#### TASK BRIEF:
Tally up the lines where the string "levels" appears; reply with the number only.

#### DATA FOR THE TASK:

____

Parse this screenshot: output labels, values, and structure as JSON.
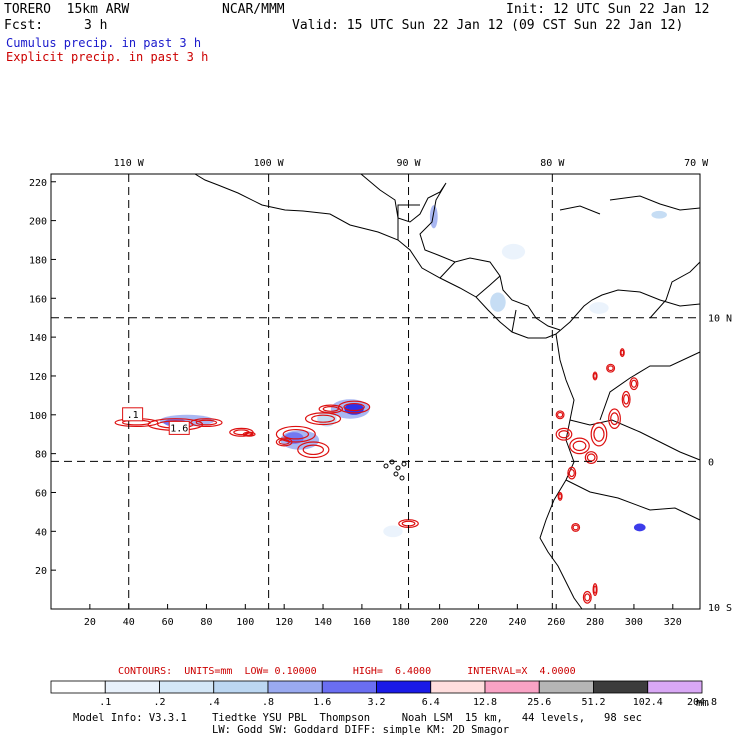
{
  "header": {
    "model": "TORERO  15km ARW",
    "org": "NCAR/MMM",
    "init": "Init: 12 UTC Sun 22 Jan 12",
    "fcst_label": "Fcst:",
    "fcst_value": "3 h",
    "valid": "Valid: 15 UTC Sun 22 Jan 12 (09 CST Sun 22 Jan 12)",
    "cumulus": "Cumulus precip. in past 3 h",
    "explicit": "Explicit precip. in past 3 h"
  },
  "colors": {
    "cumulus_text": "#1a1acc",
    "explicit_text": "#cc0000",
    "contour": "#dd1111"
  },
  "top_lon_labels": [
    {
      "text": "110 W",
      "col": 40
    },
    {
      "text": "100 W",
      "col": 112
    },
    {
      "text": "90 W",
      "col": 184
    },
    {
      "text": "80 W",
      "col": 258
    },
    {
      "text": "70 W",
      "col": 332
    }
  ],
  "right_lat_labels": [
    {
      "text": "10 N",
      "row": 150
    },
    {
      "text": "0",
      "row": 76
    },
    {
      "text": "10 S",
      "row": 1
    }
  ],
  "axes": {
    "x_ticks": [
      20,
      40,
      60,
      80,
      100,
      120,
      140,
      160,
      180,
      200,
      220,
      240,
      260,
      280,
      300,
      320
    ],
    "y_ticks": [
      20,
      40,
      60,
      80,
      100,
      120,
      140,
      160,
      180,
      200,
      220
    ],
    "xlim": [
      0,
      334
    ],
    "ylim": [
      0,
      224
    ]
  },
  "contour_labels": [
    {
      "text": ".1",
      "col": 42,
      "row": 100
    },
    {
      "text": "1.6",
      "col": 66,
      "row": 93
    }
  ],
  "contour_info": {
    "label": "CONTOURS:",
    "units": "UNITS=mm",
    "low": "LOW= 0.10000",
    "high": "HIGH=  6.4000",
    "interval": "INTERVAL=X  4.0000"
  },
  "colorbar": {
    "levels": [
      ".1",
      ".2",
      ".4",
      ".8",
      "1.6",
      "3.2",
      "6.4",
      "12.8",
      "25.6",
      "51.2",
      "102.4",
      "204.8"
    ],
    "colors": [
      "#ffffff",
      "#e8f1fb",
      "#d4e7f7",
      "#bcd7f2",
      "#9aaaf0",
      "#6a6ef2",
      "#1a1ae6",
      "#ffdede",
      "#f9a3c5",
      "#b5b5b5",
      "#3c3c3c",
      "#d9a8f5"
    ],
    "units": "mm"
  },
  "footer": {
    "line1": "Model Info: V3.3.1    Tiedtke YSU PBL  Thompson     Noah LSM  15 km,   44 levels,   98 sec",
    "line2": "LW: Godd SW: Goddard DIFF: simple KM: 2D Smagor"
  }
}
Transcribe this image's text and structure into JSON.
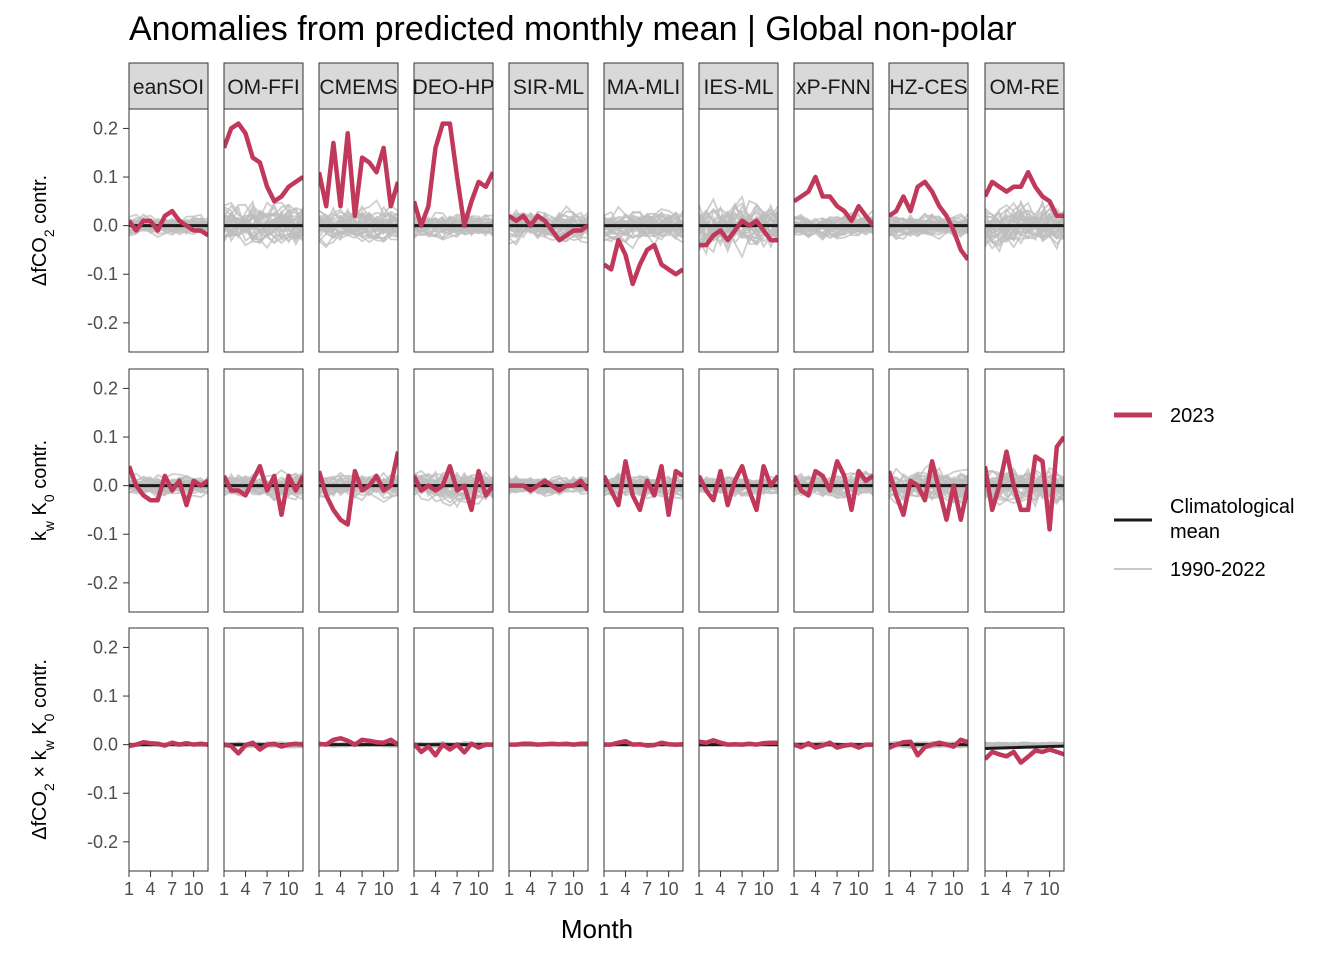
{
  "chart_data": {
    "type": "line",
    "title": "Anomalies from predicted monthly mean | Global non-polar",
    "xlabel": "Month",
    "x_ticks": [
      1,
      4,
      7,
      10
    ],
    "x_tick_labels": [
      "1",
      "4",
      "7",
      "10"
    ],
    "ylim": [
      -0.26,
      0.24
    ],
    "y_ticks": [
      -0.2,
      -0.1,
      0.0,
      0.1,
      0.2
    ],
    "y_tick_labels": [
      "-0.2",
      "-0.1",
      "0.0",
      "0.1",
      "0.2"
    ],
    "panels": [
      "eanSOI",
      "OM-FFI",
      "CMEMS",
      "DEO-HP",
      "SIR-ML",
      "MA-MLI",
      "IES-ML",
      "xP-FNN",
      "HZ-CES",
      "OM-RE"
    ],
    "rows": [
      {
        "ylabel": "ΔfCO2 contr.",
        "ylabel_parts": [
          [
            "Δ",
            ""
          ],
          [
            "fCO",
            ""
          ],
          [
            "2",
            "sub"
          ],
          [
            " contr.",
            ""
          ]
        ]
      },
      {
        "ylabel": "kw K0 contr.",
        "ylabel_parts": [
          [
            "k",
            ""
          ],
          [
            "w",
            "sub"
          ],
          [
            " K",
            ""
          ],
          [
            "0",
            "sub"
          ],
          [
            " contr.",
            ""
          ]
        ]
      },
      {
        "ylabel": "ΔfCO2 × kw K0 contr.",
        "ylabel_parts": [
          [
            "Δ",
            ""
          ],
          [
            "fCO",
            ""
          ],
          [
            "2",
            "sub"
          ],
          [
            " × k",
            ""
          ],
          [
            "w",
            "sub"
          ],
          [
            " K",
            ""
          ],
          [
            "0",
            "sub"
          ],
          [
            " contr.",
            ""
          ]
        ]
      }
    ],
    "legend": {
      "position": "right",
      "items": [
        {
          "label": "2023",
          "color": "#c0385a",
          "kind": "thick"
        },
        {
          "label": "Climatological mean",
          "label_lines": [
            "Climatological",
            "mean"
          ],
          "color": "#1a1a1a",
          "kind": "medium"
        },
        {
          "label": "1990-2022",
          "color": "#c8c8c8",
          "kind": "thin"
        }
      ]
    },
    "history_years": "1990-2022",
    "history_spread": [
      [
        0.03,
        0.07,
        0.06,
        0.04,
        0.05,
        0.05,
        0.08,
        0.04,
        0.04,
        0.07
      ],
      [
        0.03,
        0.04,
        0.04,
        0.05,
        0.03,
        0.04,
        0.03,
        0.04,
        0.05,
        0.06
      ],
      [
        0.005,
        0.008,
        0.007,
        0.008,
        0.004,
        0.005,
        0.004,
        0.006,
        0.01,
        0.008
      ]
    ],
    "climatological_mean": [
      [
        [
          1,
          0
        ],
        [
          12,
          0
        ]
      ],
      [
        [
          1,
          0
        ],
        [
          12,
          0
        ]
      ],
      [
        [
          1,
          0
        ],
        [
          12,
          0
        ]
      ],
      [
        [
          1,
          0
        ],
        [
          12,
          0
        ]
      ],
      [
        [
          1,
          0
        ],
        [
          12,
          0
        ]
      ],
      [
        [
          1,
          0
        ],
        [
          12,
          0
        ]
      ],
      [
        [
          1,
          0
        ],
        [
          12,
          0
        ]
      ],
      [
        [
          1,
          0
        ],
        [
          12,
          0
        ]
      ],
      [
        [
          1,
          0
        ],
        [
          12,
          0
        ]
      ],
      [
        [
          1,
          0
        ],
        [
          12,
          0
        ]
      ],
      [
        [
          1,
          0
        ],
        [
          12,
          0
        ]
      ],
      [
        [
          1,
          0
        ],
        [
          12,
          0
        ]
      ],
      [
        [
          1,
          0
        ],
        [
          12,
          0
        ]
      ],
      [
        [
          1,
          0
        ],
        [
          12,
          0
        ]
      ],
      [
        [
          1,
          0
        ],
        [
          12,
          0
        ]
      ],
      [
        [
          1,
          0
        ],
        [
          12,
          0
        ]
      ],
      [
        [
          1,
          0
        ],
        [
          12,
          0
        ]
      ],
      [
        [
          1,
          0
        ],
        [
          12,
          0
        ]
      ],
      [
        [
          1,
          0
        ],
        [
          12,
          0
        ]
      ],
      [
        [
          1,
          0
        ],
        [
          12,
          0
        ]
      ],
      [
        [
          1,
          0
        ],
        [
          12,
          0
        ]
      ],
      [
        [
          1,
          0
        ],
        [
          12,
          0
        ]
      ],
      [
        [
          1,
          0
        ],
        [
          12,
          0
        ]
      ],
      [
        [
          1,
          0
        ],
        [
          12,
          0
        ]
      ],
      [
        [
          1,
          0
        ],
        [
          12,
          0
        ]
      ],
      [
        [
          1,
          0
        ],
        [
          12,
          0
        ]
      ],
      [
        [
          1,
          0
        ],
        [
          12,
          0
        ]
      ],
      [
        [
          1,
          0
        ],
        [
          12,
          0
        ]
      ],
      [
        [
          1,
          0
        ],
        [
          12,
          0
        ]
      ],
      [
        [
          1,
          -0.008
        ],
        [
          12,
          -0.003
        ]
      ]
    ],
    "series_2023": [
      [
        [
          0.01,
          -0.01,
          0.01,
          0.01,
          -0.01,
          0.02,
          0.03,
          0.01,
          0.0,
          -0.01,
          -0.01,
          -0.02
        ],
        [
          0.16,
          0.2,
          0.21,
          0.19,
          0.14,
          0.13,
          0.08,
          0.05,
          0.06,
          0.08,
          0.09,
          0.1
        ],
        [
          0.11,
          0.04,
          0.17,
          0.04,
          0.19,
          0.02,
          0.14,
          0.13,
          0.11,
          0.16,
          0.04,
          0.09
        ],
        [
          0.05,
          0.0,
          0.04,
          0.16,
          0.21,
          0.21,
          0.1,
          0.0,
          0.05,
          0.09,
          0.08,
          0.11
        ],
        [
          0.02,
          0.01,
          0.02,
          0.0,
          0.02,
          0.01,
          -0.01,
          -0.03,
          -0.02,
          -0.01,
          -0.01,
          0.0
        ],
        [
          -0.08,
          -0.09,
          -0.03,
          -0.06,
          -0.12,
          -0.08,
          -0.05,
          -0.04,
          -0.08,
          -0.09,
          -0.1,
          -0.09
        ],
        [
          -0.04,
          -0.04,
          -0.02,
          -0.01,
          -0.03,
          -0.01,
          0.01,
          0.0,
          0.01,
          -0.01,
          -0.03,
          -0.03
        ],
        [
          0.05,
          0.06,
          0.07,
          0.1,
          0.06,
          0.06,
          0.04,
          0.03,
          0.01,
          0.04,
          0.02,
          0.0
        ],
        [
          0.02,
          0.03,
          0.06,
          0.03,
          0.08,
          0.09,
          0.07,
          0.04,
          0.02,
          -0.01,
          -0.05,
          -0.07
        ],
        [
          0.06,
          0.09,
          0.08,
          0.07,
          0.08,
          0.08,
          0.11,
          0.08,
          0.06,
          0.05,
          0.02,
          0.02
        ]
      ],
      [
        [
          0.04,
          0.0,
          -0.02,
          -0.03,
          -0.03,
          0.02,
          -0.01,
          0.01,
          -0.04,
          0.01,
          0.0,
          0.01
        ],
        [
          0.02,
          -0.01,
          -0.01,
          -0.02,
          0.01,
          0.04,
          -0.01,
          0.02,
          -0.06,
          0.02,
          -0.01,
          0.02
        ],
        [
          0.03,
          -0.02,
          -0.05,
          -0.07,
          -0.08,
          0.03,
          -0.01,
          0.0,
          0.02,
          -0.01,
          0.0,
          0.07
        ],
        [
          0.02,
          -0.01,
          0.0,
          -0.01,
          0.0,
          0.04,
          -0.01,
          0.0,
          -0.05,
          0.03,
          -0.02,
          0.0
        ],
        [
          0.0,
          0.0,
          0.0,
          -0.01,
          0.0,
          0.01,
          0.0,
          -0.01,
          0.0,
          0.0,
          0.01,
          -0.01
        ],
        [
          0.02,
          -0.01,
          -0.04,
          0.05,
          -0.02,
          -0.05,
          0.01,
          -0.02,
          0.04,
          -0.06,
          0.03,
          0.02
        ],
        [
          0.02,
          -0.01,
          -0.03,
          0.03,
          -0.04,
          0.01,
          0.04,
          -0.01,
          -0.05,
          0.04,
          0.0,
          0.02
        ],
        [
          0.02,
          -0.01,
          -0.02,
          0.03,
          0.02,
          -0.01,
          0.05,
          0.02,
          -0.05,
          0.03,
          0.01,
          0.02
        ],
        [
          0.03,
          -0.02,
          -0.06,
          0.01,
          0.0,
          -0.03,
          0.05,
          -0.01,
          -0.07,
          0.0,
          -0.07,
          0.0
        ],
        [
          0.04,
          -0.05,
          0.0,
          0.07,
          0.0,
          -0.05,
          -0.05,
          0.06,
          0.05,
          -0.09,
          0.08,
          0.1
        ]
      ],
      [
        [
          -0.003,
          0.0,
          0.005,
          0.003,
          0.002,
          -0.002,
          0.004,
          0.0,
          0.003,
          0.0,
          0.002,
          0.0
        ],
        [
          0.0,
          -0.003,
          -0.018,
          -0.001,
          0.004,
          -0.01,
          0.0,
          0.002,
          -0.004,
          0.0,
          0.002,
          0.0
        ],
        [
          0.002,
          0.0,
          0.01,
          0.013,
          0.008,
          0.0,
          0.01,
          0.008,
          0.005,
          0.004,
          0.01,
          0.0
        ],
        [
          0.002,
          -0.015,
          -0.004,
          -0.022,
          0.0,
          -0.01,
          0.0,
          -0.016,
          0.002,
          -0.006,
          0.0,
          0.0
        ],
        [
          0.0,
          0.0,
          0.002,
          0.002,
          0.0,
          0.001,
          0.002,
          0.001,
          0.002,
          0.0,
          0.002,
          0.002
        ],
        [
          0.0,
          0.0,
          0.004,
          0.007,
          0.0,
          0.001,
          -0.002,
          -0.001,
          0.004,
          0.001,
          0.0,
          0.001
        ],
        [
          0.006,
          0.004,
          0.009,
          0.004,
          0.0,
          0.001,
          0.0,
          0.002,
          0.0,
          0.003,
          0.004,
          0.004
        ],
        [
          0.0,
          -0.005,
          0.003,
          -0.006,
          -0.002,
          0.004,
          -0.006,
          -0.002,
          0.0,
          -0.006,
          0.0,
          0.0
        ],
        [
          -0.007,
          0.0,
          0.005,
          0.006,
          -0.022,
          -0.005,
          0.0,
          0.004,
          0.0,
          -0.004,
          0.01,
          0.005
        ],
        [
          -0.03,
          -0.015,
          -0.02,
          -0.024,
          -0.015,
          -0.037,
          -0.025,
          -0.012,
          -0.015,
          -0.01,
          -0.015,
          -0.02
        ]
      ]
    ]
  }
}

____

#### WORKED SOLUTION:
2